- [What to produce]
Every line below that holds the string "Korf" should be copied out.
— begin Input data —
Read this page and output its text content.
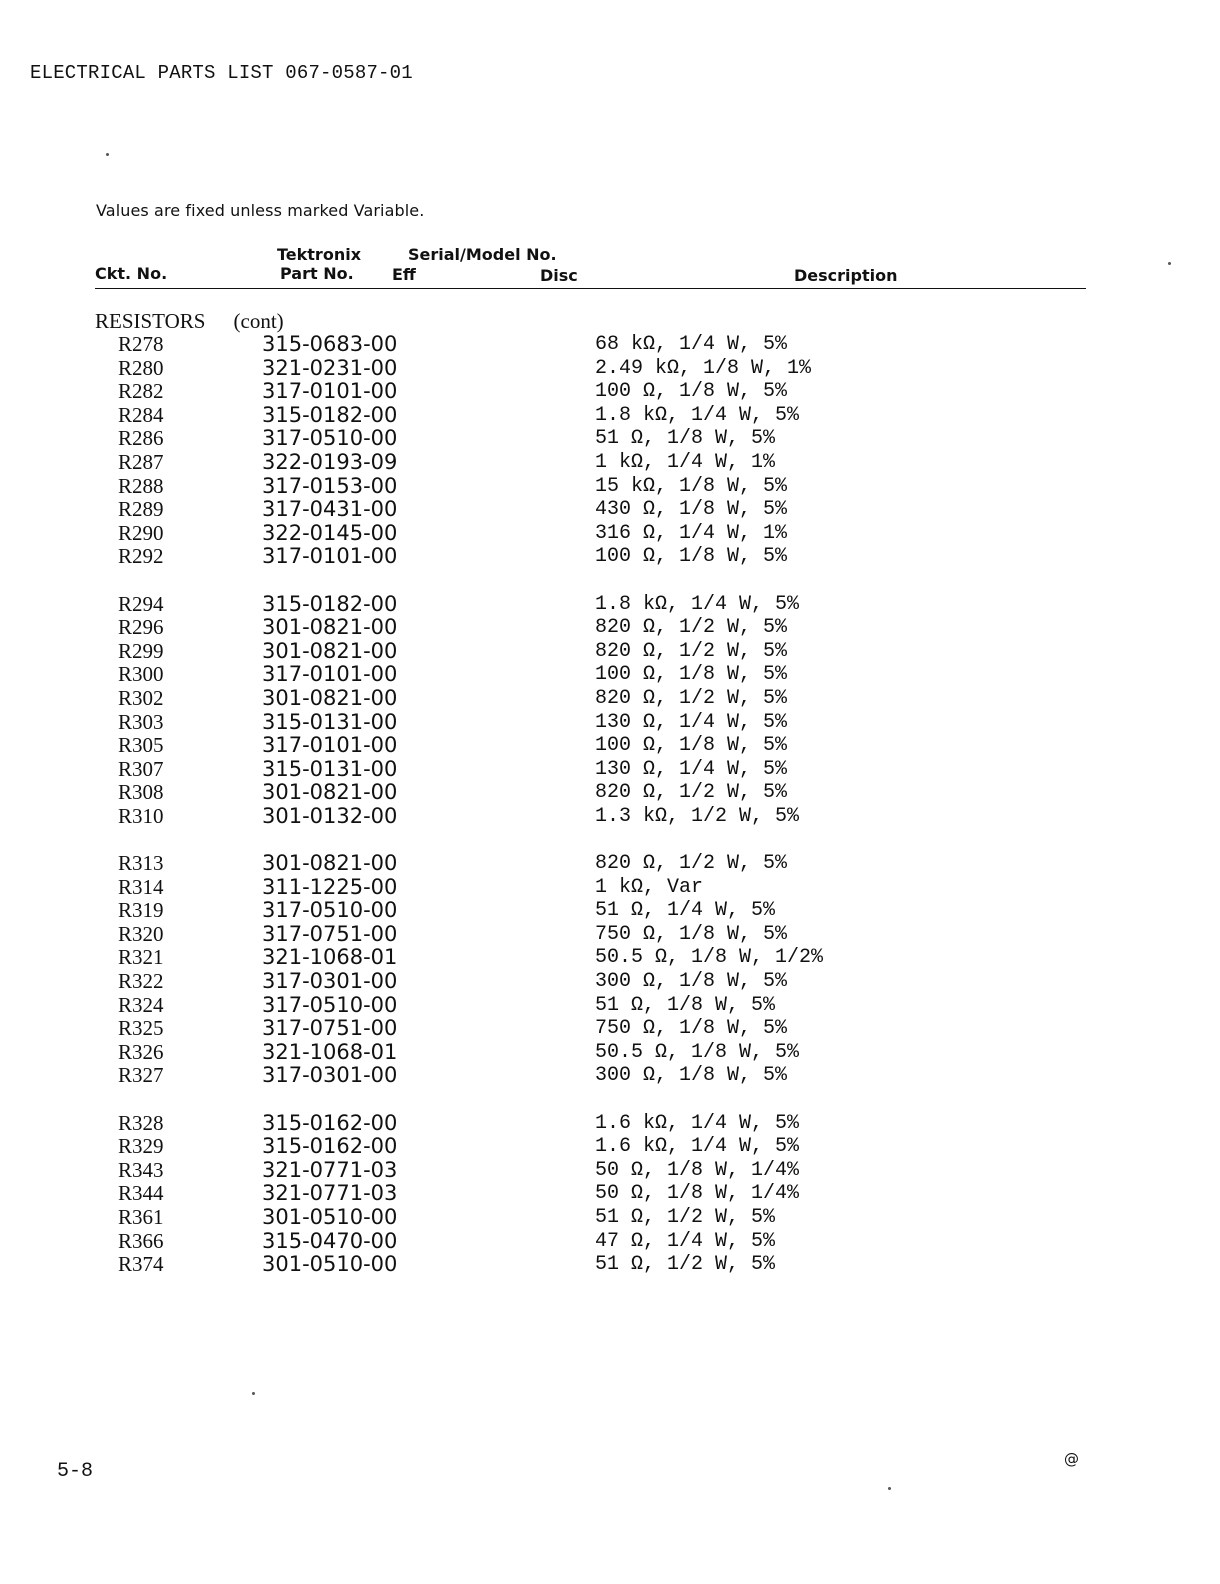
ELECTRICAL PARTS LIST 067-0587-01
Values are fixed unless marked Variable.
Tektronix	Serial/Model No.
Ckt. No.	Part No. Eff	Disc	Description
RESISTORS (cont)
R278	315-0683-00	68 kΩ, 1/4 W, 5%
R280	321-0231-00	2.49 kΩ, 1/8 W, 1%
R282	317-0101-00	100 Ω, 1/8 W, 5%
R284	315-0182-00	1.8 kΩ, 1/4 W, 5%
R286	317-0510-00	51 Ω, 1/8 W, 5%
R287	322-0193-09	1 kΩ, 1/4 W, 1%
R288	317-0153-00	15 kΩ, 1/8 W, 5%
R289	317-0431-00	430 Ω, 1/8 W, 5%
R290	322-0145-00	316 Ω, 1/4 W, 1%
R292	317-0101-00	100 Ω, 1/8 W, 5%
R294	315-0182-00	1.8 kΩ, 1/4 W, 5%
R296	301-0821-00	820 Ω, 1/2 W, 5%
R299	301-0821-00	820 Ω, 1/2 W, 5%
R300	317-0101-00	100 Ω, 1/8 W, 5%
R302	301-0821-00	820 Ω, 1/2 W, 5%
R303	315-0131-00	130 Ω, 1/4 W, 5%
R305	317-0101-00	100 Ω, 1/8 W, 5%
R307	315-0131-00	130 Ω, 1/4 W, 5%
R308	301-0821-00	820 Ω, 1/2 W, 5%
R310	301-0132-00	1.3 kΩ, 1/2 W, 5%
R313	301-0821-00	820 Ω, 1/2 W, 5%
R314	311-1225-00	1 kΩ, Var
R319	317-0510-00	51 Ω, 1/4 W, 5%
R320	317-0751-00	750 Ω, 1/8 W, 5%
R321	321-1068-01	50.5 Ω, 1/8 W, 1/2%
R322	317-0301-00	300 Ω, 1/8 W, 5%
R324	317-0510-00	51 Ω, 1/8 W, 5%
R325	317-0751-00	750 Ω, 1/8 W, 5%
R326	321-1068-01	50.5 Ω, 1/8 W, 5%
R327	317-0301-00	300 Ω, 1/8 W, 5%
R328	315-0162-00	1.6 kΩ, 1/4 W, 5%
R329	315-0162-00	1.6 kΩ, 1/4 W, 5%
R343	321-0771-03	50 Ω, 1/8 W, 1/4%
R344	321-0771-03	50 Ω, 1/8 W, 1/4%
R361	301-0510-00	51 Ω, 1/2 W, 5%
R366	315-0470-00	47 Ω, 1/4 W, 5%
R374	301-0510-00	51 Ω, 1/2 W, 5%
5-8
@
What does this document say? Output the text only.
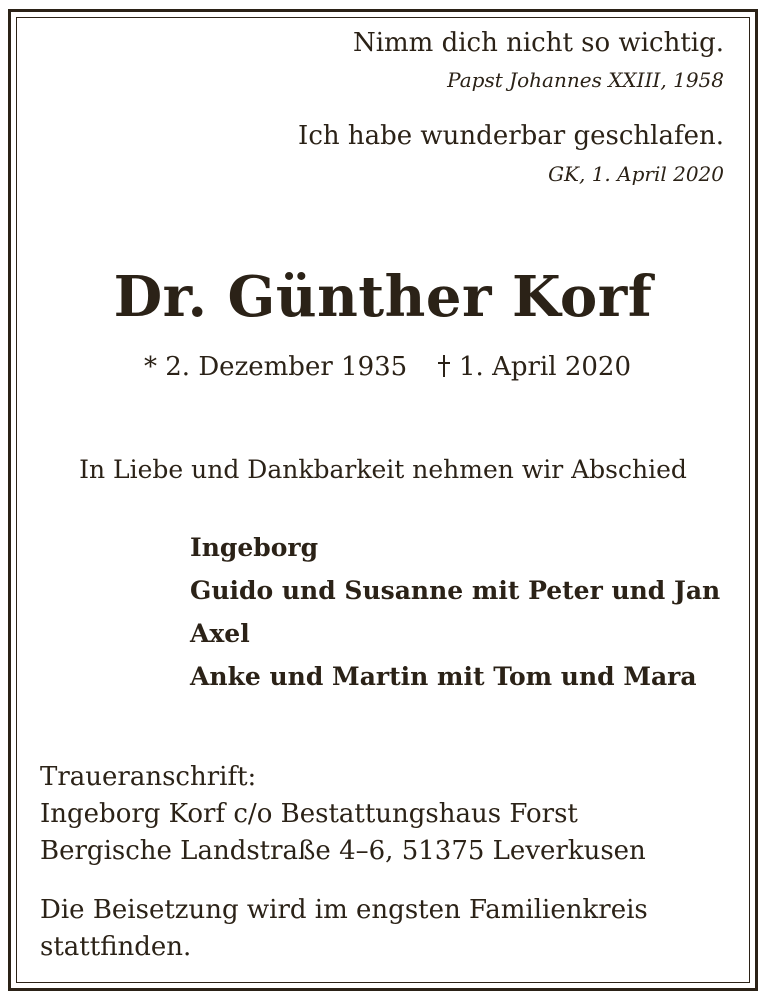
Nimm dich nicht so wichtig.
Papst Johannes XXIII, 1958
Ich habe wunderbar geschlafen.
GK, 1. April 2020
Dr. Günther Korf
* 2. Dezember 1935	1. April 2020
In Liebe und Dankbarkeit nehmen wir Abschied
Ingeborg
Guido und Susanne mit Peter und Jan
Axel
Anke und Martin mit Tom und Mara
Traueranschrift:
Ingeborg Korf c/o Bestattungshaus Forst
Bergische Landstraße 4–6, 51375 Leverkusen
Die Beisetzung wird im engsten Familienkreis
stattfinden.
— end Input data —
- [Task answer]
Dr. Günther Korf
Ingeborg Korf c/o Bestattungshaus Forst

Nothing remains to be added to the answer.